→ **Required task**
Each record must be reproduced exactly as it is shown.

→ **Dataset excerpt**
§
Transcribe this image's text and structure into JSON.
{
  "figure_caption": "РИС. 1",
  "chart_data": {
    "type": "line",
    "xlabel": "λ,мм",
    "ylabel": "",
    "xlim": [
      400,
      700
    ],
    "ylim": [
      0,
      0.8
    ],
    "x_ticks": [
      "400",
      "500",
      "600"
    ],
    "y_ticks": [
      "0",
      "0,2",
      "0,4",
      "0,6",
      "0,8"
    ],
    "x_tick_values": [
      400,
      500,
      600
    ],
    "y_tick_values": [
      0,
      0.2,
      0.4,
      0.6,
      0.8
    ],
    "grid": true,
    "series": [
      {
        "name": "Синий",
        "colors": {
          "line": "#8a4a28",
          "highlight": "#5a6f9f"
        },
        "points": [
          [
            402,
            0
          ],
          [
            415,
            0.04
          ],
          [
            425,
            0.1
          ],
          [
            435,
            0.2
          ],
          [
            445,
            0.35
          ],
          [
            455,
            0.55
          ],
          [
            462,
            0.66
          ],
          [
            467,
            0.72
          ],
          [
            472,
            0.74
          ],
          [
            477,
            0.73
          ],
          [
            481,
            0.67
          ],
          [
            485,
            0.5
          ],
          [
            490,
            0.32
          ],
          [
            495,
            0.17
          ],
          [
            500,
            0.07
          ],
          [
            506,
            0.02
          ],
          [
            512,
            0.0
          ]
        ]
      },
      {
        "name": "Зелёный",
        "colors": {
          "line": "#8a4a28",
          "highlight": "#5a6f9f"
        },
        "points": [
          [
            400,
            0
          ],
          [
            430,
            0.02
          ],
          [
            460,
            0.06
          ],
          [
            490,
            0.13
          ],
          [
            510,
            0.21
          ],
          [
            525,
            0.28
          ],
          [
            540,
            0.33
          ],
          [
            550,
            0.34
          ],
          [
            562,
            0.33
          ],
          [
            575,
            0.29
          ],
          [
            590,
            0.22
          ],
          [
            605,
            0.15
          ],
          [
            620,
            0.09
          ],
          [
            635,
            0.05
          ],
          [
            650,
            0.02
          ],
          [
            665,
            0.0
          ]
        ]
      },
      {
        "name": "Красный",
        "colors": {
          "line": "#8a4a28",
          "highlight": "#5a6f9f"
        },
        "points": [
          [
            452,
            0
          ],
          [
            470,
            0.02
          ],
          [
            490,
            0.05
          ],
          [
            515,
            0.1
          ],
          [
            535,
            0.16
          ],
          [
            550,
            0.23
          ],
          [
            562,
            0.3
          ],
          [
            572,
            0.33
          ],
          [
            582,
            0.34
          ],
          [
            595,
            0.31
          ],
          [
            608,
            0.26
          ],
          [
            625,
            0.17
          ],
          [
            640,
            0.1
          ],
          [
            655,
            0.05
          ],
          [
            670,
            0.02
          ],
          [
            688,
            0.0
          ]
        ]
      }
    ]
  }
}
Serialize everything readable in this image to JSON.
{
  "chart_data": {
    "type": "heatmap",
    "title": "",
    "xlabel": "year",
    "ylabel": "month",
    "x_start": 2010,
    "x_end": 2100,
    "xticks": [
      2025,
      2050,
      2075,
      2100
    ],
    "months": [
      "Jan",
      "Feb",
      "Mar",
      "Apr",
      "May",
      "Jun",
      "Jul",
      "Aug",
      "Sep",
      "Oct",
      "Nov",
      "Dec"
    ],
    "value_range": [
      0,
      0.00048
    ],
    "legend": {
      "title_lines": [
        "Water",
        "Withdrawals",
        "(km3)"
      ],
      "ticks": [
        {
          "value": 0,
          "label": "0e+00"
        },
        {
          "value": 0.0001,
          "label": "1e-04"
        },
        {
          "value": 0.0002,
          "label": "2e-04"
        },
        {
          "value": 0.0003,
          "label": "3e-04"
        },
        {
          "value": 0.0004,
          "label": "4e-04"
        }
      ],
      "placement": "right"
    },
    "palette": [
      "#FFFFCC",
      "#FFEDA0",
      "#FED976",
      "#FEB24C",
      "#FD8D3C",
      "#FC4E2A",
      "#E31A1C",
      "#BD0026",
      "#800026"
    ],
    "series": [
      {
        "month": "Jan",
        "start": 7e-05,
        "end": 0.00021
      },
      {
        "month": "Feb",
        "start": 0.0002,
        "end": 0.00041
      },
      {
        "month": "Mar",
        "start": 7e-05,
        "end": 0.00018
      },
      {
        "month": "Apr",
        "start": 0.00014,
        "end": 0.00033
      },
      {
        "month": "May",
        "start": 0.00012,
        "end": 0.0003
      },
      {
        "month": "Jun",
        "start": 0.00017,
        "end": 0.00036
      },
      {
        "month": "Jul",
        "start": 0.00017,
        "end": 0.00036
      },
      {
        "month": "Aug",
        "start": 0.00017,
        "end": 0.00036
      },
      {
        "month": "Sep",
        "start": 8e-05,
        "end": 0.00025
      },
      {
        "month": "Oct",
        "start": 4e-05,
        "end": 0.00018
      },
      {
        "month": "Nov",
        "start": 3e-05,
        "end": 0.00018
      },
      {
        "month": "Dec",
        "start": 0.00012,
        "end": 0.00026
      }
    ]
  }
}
§
→ **Reply**
Transcribe this image's text and structure into JSON.
{
  "figure_caption": "РИС. 1",
  "chart_data": {
    "type": "line",
    "xlabel": "λ,мм",
    "ylabel": "",
    "xlim": [
      400,
      700
    ],
    "ylim": [
      0,
      0.8
    ],
    "x_ticks": [
      "400",
      "500",
      "600"
    ],
    "y_ticks": [
      "0",
      "0,2",
      "0,4",
      "0,6",
      "0,8"
    ],
    "x_tick_values": [
      400,
      500,
      600
    ],
    "y_tick_values": [
      0,
      0.2,
      0.4,
      0.6,
      0.8
    ],
    "grid": true,
    "series": [
      {
        "name": "Синий",
        "colors": {
          "line": "#8a4a28",
          "highlight": "#5a6f9f"
        },
        "points": [
          [
            402,
            0
          ],
          [
            415,
            0.04
          ],
          [
            425,
            0.1
          ],
          [
            435,
            0.2
          ],
          [
            445,
            0.35
          ],
          [
            455,
            0.55
          ],
          [
            462,
            0.66
          ],
          [
            467,
            0.72
          ],
          [
            472,
            0.74
          ],
          [
            477,
            0.73
          ],
          [
            481,
            0.67
          ],
          [
            485,
            0.5
          ],
          [
            490,
            0.32
          ],
          [
            495,
            0.17
          ],
          [
            500,
            0.07
          ],
          [
            506,
            0.02
          ],
          [
            512,
            0.0
          ]
        ]
      },
      {
        "name": "Зелёный",
        "colors": {
          "line": "#8a4a28",
          "highlight": "#5a6f9f"
        },
        "points": [
          [
            400,
            0
          ],
          [
            430,
            0.02
          ],
          [
            460,
            0.06
          ],
          [
            490,
            0.13
          ],
          [
            510,
            0.21
          ],
          [
            525,
            0.28
          ],
          [
            540,
            0.33
          ],
          [
            550,
            0.34
          ],
          [
            562,
            0.33
          ],
          [
            575,
            0.29
          ],
          [
            590,
            0.22
          ],
          [
            605,
            0.15
          ],
          [
            620,
            0.09
          ],
          [
            635,
            0.05
          ],
          [
            650,
            0.02
          ],
          [
            665,
            0.0
          ]
        ]
      },
      {
        "name": "Красный",
        "colors": {
          "line": "#8a4a28",
          "highlight": "#5a6f9f"
        },
        "points": [
          [
            452,
            0
          ],
          [
            470,
            0.02
          ],
          [
            490,
            0.05
          ],
          [
            515,
            0.1
          ],
          [
            535,
            0.16
          ],
          [
            550,
            0.23
          ],
          [
            562,
            0.3
          ],
          [
            572,
            0.33
          ],
          [
            582,
            0.34
          ],
          [
            595,
            0.31
          ],
          [
            608,
            0.26
          ],
          [
            625,
            0.17
          ],
          [
            640,
            0.1
          ],
          [
            655,
            0.05
          ],
          [
            670,
            0.02
          ],
          [
            688,
            0.0
          ]
        ]
      }
    ]
  }
}
Serialize everything readable in this image to JSON.
{
  "chart_data": {
    "type": "heatmap",
    "title": "",
    "xlabel": "year",
    "ylabel": "month",
    "x_start": 2010,
    "x_end": 2100,
    "xticks": [
      2025,
      2050,
      2075,
      2100
    ],
    "months": [
      "Jan",
      "Feb",
      "Mar",
      "Apr",
      "May",
      "Jun",
      "Jul",
      "Aug",
      "Sep",
      "Oct",
      "Nov",
      "Dec"
    ],
    "value_range": [
      0,
      0.00048
    ],
    "legend": {
      "title_lines": [
        "Water",
        "Withdrawals",
        "(km3)"
      ],
      "ticks": [
        {
          "value": 0,
          "label": "0e+00"
        },
        {
          "value": 0.0001,
          "label": "1e-04"
        },
        {
          "value": 0.0002,
          "label": "2e-04"
        },
        {
          "value": 0.0003,
          "label": "3e-04"
        },
        {
          "value": 0.0004,
          "label": "4e-04"
        }
      ],
      "placement": "right"
    },
    "palette": [
      "#FFFFCC",
      "#FFEDA0",
      "#FED976",
      "#FEB24C",
      "#FD8D3C",
      "#FC4E2A",
      "#E31A1C",
      "#BD0026",
      "#800026"
    ],
    "series": [
      {
        "month": "Jan",
        "start": 7e-05,
        "end": 0.00021
      },
      {
        "month": "Feb",
        "start": 0.0002,
        "end": 0.00041
      },
      {
        "month": "Mar",
        "start": 7e-05,
        "end": 0.00018
      },
      {
        "month": "Apr",
        "start": 0.00014,
        "end": 0.00033
      },
      {
        "month": "May",
        "start": 0.00012,
        "end": 0.0003
      },
      {
        "month": "Jun",
        "start": 0.00017,
        "end": 0.00036
      },
      {
        "month": "Jul",
        "start": 0.00017,
        "end": 0.00036
      },
      {
        "month": "Aug",
        "start": 0.00017,
        "end": 0.00036
      },
      {
        "month": "Sep",
        "start": 8e-05,
        "end": 0.00025
      },
      {
        "month": "Oct",
        "start": 4e-05,
        "end": 0.00018
      },
      {
        "month": "Nov",
        "start": 3e-05,
        "end": 0.00018
      },
      {
        "month": "Dec",
        "start": 0.00012,
        "end": 0.00026
      }
    ]
  }
}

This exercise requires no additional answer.